TO DO: Retype each entry below, keeping every character the same.

SUPPLIED DATA:
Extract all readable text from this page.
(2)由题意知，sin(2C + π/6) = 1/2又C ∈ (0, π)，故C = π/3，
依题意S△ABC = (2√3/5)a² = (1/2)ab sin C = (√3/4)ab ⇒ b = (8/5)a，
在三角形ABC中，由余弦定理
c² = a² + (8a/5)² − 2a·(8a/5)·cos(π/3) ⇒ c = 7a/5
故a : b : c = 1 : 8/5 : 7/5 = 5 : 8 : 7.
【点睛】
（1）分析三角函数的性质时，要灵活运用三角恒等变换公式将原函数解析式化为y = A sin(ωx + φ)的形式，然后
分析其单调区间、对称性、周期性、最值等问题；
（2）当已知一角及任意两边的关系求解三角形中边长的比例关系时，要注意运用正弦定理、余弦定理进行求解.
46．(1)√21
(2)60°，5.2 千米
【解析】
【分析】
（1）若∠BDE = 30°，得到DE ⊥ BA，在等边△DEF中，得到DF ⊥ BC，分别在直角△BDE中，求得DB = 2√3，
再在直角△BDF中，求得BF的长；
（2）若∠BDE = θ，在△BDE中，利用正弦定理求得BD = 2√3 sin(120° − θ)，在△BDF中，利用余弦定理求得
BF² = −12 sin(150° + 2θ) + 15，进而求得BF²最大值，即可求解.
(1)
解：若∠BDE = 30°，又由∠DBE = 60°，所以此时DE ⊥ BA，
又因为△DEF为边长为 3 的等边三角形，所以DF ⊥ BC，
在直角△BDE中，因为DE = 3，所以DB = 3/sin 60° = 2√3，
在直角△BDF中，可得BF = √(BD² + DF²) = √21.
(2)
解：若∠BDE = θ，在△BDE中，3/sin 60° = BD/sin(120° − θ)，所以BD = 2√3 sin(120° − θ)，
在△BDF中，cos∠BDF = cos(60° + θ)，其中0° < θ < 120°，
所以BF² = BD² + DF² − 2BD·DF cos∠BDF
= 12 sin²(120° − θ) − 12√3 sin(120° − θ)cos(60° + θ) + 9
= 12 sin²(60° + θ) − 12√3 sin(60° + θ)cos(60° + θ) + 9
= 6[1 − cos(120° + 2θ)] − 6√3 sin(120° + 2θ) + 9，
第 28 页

EXERCISE SOLUTION:
Extract all readable text from this page.
(2)由题意知，sin(2C + π/6) = 1/2又C ∈ (0, π)，故C = π/3，
依题意S△ABC = (2√3/5)a² = (1/2)ab sin C = (√3/4)ab ⇒ b = (8/5)a，
在三角形ABC中，由余弦定理
c² = a² + (8a/5)² − 2a·(8a/5)·cos(π/3) ⇒ c = 7a/5
故a : b : c = 1 : 8/5 : 7/5 = 5 : 8 : 7.
【点睛】
（1）分析三角函数的性质时，要灵活运用三角恒等变换公式将原函数解析式化为y = A sin(ωx + φ)的形式，然后
分析其单调区间、对称性、周期性、最值等问题；
（2）当已知一角及任意两边的关系求解三角形中边长的比例关系时，要注意运用正弦定理、余弦定理进行求解.
46．(1)√21
(2)60°，5.2 千米
【解析】
【分析】
（1）若∠BDE = 30°，得到DE ⊥ BA，在等边△DEF中，得到DF ⊥ BC，分别在直角△BDE中，求得DB = 2√3，
再在直角△BDF中，求得BF的长；
（2）若∠BDE = θ，在△BDE中，利用正弦定理求得BD = 2√3 sin(120° − θ)，在△BDF中，利用余弦定理求得
BF² = −12 sin(150° + 2θ) + 15，进而求得BF²最大值，即可求解.
(1)
解：若∠BDE = 30°，又由∠DBE = 60°，所以此时DE ⊥ BA，
又因为△DEF为边长为 3 的等边三角形，所以DF ⊥ BC，
在直角△BDE中，因为DE = 3，所以DB = 3/sin 60° = 2√3，
在直角△BDF中，可得BF = √(BD² + DF²) = √21.
(2)
解：若∠BDE = θ，在△BDE中，3/sin 60° = BD/sin(120° − θ)，所以BD = 2√3 sin(120° − θ)，
在△BDF中，cos∠BDF = cos(60° + θ)，其中0° < θ < 120°，
所以BF² = BD² + DF² − 2BD·DF cos∠BDF
= 12 sin²(120° − θ) − 12√3 sin(120° − θ)cos(60° + θ) + 9
= 12 sin²(60° + θ) − 12√3 sin(60° + θ)cos(60° + θ) + 9
= 6[1 − cos(120° + 2θ)] − 6√3 sin(120° + 2θ) + 9，
第 28 页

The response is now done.